**DIRECTIVE:** Go through the data below and gather each line containing "translated".

**TASK INPUT:**
* Begin *

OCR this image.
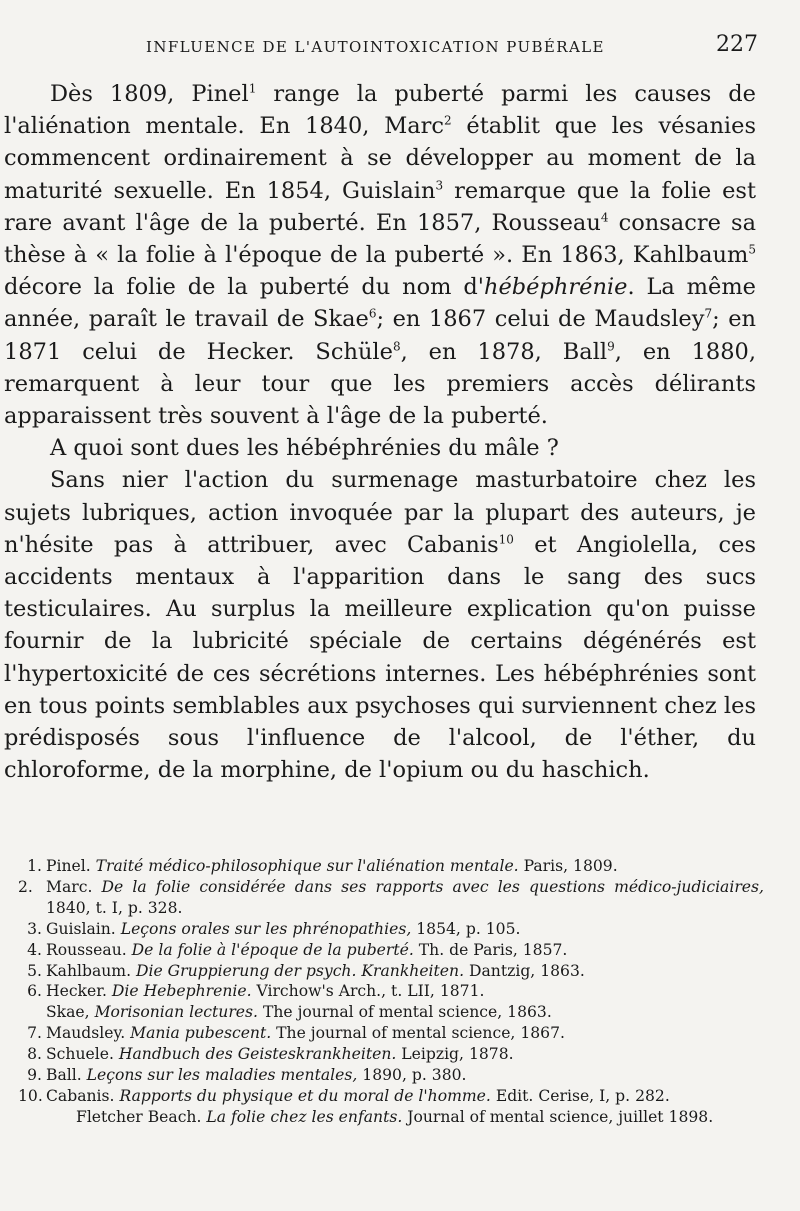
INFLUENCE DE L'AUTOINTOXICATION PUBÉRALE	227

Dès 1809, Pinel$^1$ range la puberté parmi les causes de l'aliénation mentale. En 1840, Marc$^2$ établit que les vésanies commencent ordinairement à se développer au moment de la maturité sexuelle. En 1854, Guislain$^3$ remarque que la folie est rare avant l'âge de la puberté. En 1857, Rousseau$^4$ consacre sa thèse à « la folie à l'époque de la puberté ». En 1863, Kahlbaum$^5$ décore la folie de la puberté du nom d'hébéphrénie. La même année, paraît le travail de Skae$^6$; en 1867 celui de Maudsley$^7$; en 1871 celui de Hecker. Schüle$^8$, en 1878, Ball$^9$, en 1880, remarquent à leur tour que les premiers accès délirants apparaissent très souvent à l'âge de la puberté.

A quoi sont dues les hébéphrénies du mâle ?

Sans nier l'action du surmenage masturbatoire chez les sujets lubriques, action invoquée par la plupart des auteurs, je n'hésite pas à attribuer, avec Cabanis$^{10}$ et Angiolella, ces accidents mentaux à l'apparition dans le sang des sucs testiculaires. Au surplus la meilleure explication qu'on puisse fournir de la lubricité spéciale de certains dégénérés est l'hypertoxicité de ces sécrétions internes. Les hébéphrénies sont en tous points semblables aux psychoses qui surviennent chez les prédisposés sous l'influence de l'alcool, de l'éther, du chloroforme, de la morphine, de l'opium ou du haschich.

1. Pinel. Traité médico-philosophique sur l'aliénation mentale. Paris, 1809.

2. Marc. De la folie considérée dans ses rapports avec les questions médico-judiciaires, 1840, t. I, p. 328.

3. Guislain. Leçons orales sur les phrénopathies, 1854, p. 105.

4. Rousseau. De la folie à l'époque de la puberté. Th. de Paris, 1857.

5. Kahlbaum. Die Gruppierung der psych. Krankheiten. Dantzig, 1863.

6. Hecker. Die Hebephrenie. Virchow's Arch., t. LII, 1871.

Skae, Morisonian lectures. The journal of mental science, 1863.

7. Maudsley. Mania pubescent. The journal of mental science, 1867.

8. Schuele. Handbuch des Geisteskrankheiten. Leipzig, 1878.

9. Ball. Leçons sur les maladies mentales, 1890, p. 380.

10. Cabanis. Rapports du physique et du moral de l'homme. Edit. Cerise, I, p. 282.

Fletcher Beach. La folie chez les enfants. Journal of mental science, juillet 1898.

* End *
* Begin *

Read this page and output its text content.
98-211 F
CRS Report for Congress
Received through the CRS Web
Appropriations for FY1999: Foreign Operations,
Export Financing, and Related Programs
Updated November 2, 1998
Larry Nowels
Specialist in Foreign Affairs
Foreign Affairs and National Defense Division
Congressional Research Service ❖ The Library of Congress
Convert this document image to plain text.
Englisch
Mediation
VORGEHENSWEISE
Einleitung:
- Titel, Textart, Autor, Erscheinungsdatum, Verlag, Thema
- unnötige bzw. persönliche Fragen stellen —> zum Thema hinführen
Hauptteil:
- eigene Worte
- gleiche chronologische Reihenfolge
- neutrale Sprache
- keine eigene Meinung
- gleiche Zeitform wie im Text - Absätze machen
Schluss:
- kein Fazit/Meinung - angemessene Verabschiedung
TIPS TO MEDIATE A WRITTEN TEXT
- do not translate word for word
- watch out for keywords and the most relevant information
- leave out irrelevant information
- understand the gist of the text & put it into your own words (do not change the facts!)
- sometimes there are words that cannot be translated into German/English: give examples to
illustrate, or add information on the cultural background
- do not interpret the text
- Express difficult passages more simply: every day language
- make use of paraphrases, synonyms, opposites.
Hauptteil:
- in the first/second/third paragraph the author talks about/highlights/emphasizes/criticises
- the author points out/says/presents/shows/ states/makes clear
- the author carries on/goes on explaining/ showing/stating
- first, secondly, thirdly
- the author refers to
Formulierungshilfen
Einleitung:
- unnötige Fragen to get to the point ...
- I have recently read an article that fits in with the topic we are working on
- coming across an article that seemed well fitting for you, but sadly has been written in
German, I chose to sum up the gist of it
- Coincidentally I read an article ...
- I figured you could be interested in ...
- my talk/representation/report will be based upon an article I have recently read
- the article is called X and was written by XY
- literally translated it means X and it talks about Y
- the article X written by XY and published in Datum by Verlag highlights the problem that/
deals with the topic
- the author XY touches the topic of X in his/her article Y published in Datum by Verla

* End *

**WRITTEN RESPONSE:**
- sometimes there are words that cannot be translated into German/English: give examples to
- literally translated it means X and it talks about Y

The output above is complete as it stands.